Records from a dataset
========================================

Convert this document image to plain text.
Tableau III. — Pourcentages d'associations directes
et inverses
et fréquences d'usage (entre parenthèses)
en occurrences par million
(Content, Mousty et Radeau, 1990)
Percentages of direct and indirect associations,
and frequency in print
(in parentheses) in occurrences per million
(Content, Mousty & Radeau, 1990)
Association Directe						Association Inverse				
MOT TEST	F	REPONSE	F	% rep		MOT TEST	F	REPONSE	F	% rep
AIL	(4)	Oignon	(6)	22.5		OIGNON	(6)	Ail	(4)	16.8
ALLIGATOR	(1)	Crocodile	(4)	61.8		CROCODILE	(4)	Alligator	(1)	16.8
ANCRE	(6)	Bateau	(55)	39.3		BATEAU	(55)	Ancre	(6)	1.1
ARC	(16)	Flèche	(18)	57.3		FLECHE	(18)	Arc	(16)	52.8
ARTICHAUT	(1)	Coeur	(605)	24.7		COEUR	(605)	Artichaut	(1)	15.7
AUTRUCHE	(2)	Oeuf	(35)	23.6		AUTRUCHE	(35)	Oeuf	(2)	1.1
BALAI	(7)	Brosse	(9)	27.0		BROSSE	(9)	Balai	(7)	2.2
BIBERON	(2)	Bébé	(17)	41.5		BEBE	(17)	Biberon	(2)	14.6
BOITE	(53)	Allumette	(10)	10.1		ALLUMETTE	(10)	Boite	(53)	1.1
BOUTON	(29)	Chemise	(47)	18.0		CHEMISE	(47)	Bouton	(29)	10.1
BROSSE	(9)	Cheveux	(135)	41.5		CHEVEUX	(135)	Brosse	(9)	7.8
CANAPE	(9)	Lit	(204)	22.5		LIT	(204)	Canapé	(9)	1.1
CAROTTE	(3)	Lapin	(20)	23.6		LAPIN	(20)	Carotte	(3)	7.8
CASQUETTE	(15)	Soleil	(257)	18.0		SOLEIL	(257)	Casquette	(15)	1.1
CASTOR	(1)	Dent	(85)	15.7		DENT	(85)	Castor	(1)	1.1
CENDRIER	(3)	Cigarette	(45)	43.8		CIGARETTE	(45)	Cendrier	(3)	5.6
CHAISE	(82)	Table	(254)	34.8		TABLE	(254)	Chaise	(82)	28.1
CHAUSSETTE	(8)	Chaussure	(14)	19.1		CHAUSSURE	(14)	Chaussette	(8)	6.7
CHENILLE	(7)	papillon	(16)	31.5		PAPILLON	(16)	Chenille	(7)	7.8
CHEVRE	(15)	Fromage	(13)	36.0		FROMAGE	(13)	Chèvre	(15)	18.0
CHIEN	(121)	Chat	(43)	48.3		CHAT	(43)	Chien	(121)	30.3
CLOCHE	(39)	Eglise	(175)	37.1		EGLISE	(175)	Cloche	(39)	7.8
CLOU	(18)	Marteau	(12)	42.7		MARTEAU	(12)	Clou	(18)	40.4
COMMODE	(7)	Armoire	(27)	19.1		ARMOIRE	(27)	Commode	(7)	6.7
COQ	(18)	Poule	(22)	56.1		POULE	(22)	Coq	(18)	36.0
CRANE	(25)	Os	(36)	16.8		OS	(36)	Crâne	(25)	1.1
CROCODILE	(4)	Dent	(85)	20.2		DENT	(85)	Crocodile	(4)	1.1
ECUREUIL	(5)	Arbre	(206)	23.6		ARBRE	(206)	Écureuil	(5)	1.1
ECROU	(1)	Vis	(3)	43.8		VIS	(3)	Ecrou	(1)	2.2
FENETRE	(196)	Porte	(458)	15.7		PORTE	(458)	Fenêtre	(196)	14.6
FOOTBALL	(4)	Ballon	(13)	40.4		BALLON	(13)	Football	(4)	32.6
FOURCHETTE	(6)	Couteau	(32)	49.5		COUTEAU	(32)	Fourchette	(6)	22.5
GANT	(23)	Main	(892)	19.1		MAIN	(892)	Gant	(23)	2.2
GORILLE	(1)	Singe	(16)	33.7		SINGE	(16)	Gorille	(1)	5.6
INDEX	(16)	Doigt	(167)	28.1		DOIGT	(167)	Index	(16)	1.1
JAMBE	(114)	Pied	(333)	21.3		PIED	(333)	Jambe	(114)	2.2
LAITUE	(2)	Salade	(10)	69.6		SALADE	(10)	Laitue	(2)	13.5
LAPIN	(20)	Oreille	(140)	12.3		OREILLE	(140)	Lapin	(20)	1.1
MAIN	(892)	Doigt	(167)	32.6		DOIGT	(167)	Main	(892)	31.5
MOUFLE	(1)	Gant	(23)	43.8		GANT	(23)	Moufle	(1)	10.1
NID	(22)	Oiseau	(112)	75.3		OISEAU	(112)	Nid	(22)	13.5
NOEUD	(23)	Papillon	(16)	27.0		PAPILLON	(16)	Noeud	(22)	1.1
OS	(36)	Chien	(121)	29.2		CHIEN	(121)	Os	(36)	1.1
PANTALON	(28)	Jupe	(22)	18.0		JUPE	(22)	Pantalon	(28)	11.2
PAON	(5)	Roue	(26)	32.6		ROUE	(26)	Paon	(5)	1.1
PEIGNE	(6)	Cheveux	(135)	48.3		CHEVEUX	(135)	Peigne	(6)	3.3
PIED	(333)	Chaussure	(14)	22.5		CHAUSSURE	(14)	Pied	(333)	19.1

========================================

▶ WRITTEN REQUEST: Show the lines of the data that hold the word "PAPILLON".

▶ RESPONSE TO THE TASK:
CHENILLE	(7)	papillon	(16)	31.5		PAPILLON	(16)	Chenille	(7)	7.8
NOEUD	(23)	Papillon	(16)	27.0		PAPILLON	(16)	Noeud	(22)	1.1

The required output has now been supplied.